◆ Problem
Quote every line of the material beneath this one.

◆ Source data

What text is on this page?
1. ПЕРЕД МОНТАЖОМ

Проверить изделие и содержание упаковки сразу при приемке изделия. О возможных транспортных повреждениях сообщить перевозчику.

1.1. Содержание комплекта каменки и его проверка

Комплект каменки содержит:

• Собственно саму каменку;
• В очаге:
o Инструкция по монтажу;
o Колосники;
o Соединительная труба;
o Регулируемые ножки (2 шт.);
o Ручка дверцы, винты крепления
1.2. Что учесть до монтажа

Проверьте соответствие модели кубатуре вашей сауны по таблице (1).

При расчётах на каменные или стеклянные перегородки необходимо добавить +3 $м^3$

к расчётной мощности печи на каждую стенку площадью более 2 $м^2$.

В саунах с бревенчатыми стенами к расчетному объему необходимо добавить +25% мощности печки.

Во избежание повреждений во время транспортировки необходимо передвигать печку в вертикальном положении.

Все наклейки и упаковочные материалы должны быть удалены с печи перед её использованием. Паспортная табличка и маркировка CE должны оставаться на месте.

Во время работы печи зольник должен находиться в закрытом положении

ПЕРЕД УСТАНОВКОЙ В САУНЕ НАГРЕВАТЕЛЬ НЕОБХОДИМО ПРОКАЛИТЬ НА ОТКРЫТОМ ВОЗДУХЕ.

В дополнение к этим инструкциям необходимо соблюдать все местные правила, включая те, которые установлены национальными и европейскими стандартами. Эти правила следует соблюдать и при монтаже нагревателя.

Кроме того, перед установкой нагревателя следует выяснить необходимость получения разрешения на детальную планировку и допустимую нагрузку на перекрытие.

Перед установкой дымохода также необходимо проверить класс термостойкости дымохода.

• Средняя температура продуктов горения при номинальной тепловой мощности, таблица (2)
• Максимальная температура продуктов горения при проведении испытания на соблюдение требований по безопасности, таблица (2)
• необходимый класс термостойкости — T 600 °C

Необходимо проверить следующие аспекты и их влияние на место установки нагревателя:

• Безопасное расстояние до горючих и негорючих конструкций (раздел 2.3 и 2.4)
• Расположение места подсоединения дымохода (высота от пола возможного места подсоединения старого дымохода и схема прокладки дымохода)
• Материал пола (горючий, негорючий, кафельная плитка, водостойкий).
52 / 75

◆ Result of the task
What text is on this page?
1. ПЕРЕД МОНТАЖОМ

Проверить изделие и содержание упаковки сразу при приемке изделия. О возможных транспортных повреждениях сообщить перевозчику.

1.1. Содержание комплекта каменки и его проверка

Комплект каменки содержит:

• Собственно саму каменку;
• В очаге:
o Инструкция по монтажу;
o Колосники;
o Соединительная труба;
o Регулируемые ножки (2 шт.);
o Ручка дверцы, винты крепления
1.2. Что учесть до монтажа

Проверьте соответствие модели кубатуре вашей сауны по таблице (1).

При расчётах на каменные или стеклянные перегородки необходимо добавить +3 $м^3$

к расчётной мощности печи на каждую стенку площадью более 2 $м^2$.

В саунах с бревенчатыми стенами к расчетному объему необходимо добавить +25% мощности печки.

Во избежание повреждений во время транспортировки необходимо передвигать печку в вертикальном положении.

Все наклейки и упаковочные материалы должны быть удалены с печи перед её использованием. Паспортная табличка и маркировка CE должны оставаться на месте.

Во время работы печи зольник должен находиться в закрытом положении

ПЕРЕД УСТАНОВКОЙ В САУНЕ НАГРЕВАТЕЛЬ НЕОБХОДИМО ПРОКАЛИТЬ НА ОТКРЫТОМ ВОЗДУХЕ.

В дополнение к этим инструкциям необходимо соблюдать все местные правила, включая те, которые установлены национальными и европейскими стандартами. Эти правила следует соблюдать и при монтаже нагревателя.

Кроме того, перед установкой нагревателя следует выяснить необходимость получения разрешения на детальную планировку и допустимую нагрузку на перекрытие.

Перед установкой дымохода также необходимо проверить класс термостойкости дымохода.

• Средняя температура продуктов горения при номинальной тепловой мощности, таблица (2)
• Максимальная температура продуктов горения при проведении испытания на соблюдение требований по безопасности, таблица (2)
• необходимый класс термостойкости — T 600 °C

Необходимо проверить следующие аспекты и их влияние на место установки нагревателя:

• Безопасное расстояние до горючих и негорючих конструкций (раздел 2.3 и 2.4)
• Расположение места подсоединения дымохода (высота от пола возможного места подсоединения старого дымохода и схема прокладки дымохода)
• Материал пола (горючий, негорючий, кафельная плитка, водостойкий).
52 / 75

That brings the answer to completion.